— START Records for the task —

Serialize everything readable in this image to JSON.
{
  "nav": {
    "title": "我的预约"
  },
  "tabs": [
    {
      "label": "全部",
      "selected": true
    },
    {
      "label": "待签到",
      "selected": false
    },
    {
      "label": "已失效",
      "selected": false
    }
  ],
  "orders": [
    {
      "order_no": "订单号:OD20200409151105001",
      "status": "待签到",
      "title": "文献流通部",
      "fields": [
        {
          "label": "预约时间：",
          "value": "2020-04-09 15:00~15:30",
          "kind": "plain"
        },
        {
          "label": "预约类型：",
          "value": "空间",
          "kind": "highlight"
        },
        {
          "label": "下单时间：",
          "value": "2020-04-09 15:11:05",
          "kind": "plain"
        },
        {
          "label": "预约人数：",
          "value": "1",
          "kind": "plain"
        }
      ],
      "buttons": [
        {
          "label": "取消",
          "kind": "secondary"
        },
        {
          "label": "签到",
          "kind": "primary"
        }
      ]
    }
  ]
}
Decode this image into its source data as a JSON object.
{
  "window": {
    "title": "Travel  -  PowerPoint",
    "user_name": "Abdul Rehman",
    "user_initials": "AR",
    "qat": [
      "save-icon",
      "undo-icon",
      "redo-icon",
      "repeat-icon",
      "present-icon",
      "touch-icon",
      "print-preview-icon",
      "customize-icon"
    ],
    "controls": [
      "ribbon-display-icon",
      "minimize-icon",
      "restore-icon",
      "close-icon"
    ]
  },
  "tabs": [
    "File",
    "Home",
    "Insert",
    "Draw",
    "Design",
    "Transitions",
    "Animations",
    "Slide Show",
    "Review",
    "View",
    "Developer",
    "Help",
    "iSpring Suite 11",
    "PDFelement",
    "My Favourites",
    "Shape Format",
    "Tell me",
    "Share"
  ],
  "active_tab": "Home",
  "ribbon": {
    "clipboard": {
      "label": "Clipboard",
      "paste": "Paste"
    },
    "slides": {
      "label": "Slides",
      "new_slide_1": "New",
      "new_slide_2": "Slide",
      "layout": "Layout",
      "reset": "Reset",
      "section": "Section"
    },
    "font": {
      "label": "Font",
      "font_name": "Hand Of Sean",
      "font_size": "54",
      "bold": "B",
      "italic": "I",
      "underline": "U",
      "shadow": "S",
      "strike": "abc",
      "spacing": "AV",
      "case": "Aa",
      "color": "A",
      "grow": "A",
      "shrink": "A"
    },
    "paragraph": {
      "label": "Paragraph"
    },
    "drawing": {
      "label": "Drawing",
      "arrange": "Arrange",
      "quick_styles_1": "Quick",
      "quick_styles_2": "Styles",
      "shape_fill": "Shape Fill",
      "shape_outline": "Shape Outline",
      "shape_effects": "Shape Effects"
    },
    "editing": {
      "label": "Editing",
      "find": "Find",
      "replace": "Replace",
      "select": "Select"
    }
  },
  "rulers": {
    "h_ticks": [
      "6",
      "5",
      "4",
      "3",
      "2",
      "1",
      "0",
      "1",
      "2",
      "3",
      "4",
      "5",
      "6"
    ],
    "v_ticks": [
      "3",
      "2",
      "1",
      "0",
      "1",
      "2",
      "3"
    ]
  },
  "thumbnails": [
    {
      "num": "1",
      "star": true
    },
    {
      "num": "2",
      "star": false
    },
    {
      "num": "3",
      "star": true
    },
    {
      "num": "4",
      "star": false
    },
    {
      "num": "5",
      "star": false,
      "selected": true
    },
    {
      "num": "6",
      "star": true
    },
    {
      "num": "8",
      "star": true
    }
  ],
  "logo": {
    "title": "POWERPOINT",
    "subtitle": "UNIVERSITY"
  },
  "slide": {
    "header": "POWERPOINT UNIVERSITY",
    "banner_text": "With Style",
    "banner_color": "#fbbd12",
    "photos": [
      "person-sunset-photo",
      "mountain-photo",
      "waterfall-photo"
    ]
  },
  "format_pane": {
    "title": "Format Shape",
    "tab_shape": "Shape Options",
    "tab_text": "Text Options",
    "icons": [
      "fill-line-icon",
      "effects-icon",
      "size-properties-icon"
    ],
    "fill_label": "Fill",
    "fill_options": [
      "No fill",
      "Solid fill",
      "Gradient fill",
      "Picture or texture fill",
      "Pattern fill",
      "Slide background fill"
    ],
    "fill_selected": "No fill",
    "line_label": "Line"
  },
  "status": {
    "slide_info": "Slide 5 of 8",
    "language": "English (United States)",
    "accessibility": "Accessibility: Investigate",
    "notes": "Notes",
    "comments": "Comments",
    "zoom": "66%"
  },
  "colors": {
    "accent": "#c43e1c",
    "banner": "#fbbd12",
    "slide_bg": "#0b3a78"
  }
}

— END Records for the task —

Scan the material above and determine how many lines include the word "value"; report only the number.

4